#### Your goal:
Repeat the entries exactly. Leave nothing out.

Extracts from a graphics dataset
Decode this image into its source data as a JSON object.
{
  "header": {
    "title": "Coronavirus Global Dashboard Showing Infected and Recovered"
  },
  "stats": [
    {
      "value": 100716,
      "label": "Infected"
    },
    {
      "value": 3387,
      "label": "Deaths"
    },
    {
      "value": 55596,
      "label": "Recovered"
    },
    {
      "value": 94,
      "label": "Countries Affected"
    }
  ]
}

#### Reply:
Decode this image into its source data as a JSON object.
{
  "header": {
    "title": "Coronavirus Global Dashboard Showing Infected and Recovered"
  },
  "stats": [
    {
      "value": 100716,
      "label": "Infected"
    },
    {
      "value": 3387,
      "label": "Deaths"
    },
    {
      "value": 55596,
      "label": "Recovered"
    },
    {
      "value": 94,
      "label": "Countries Affected"
    }
  ]
}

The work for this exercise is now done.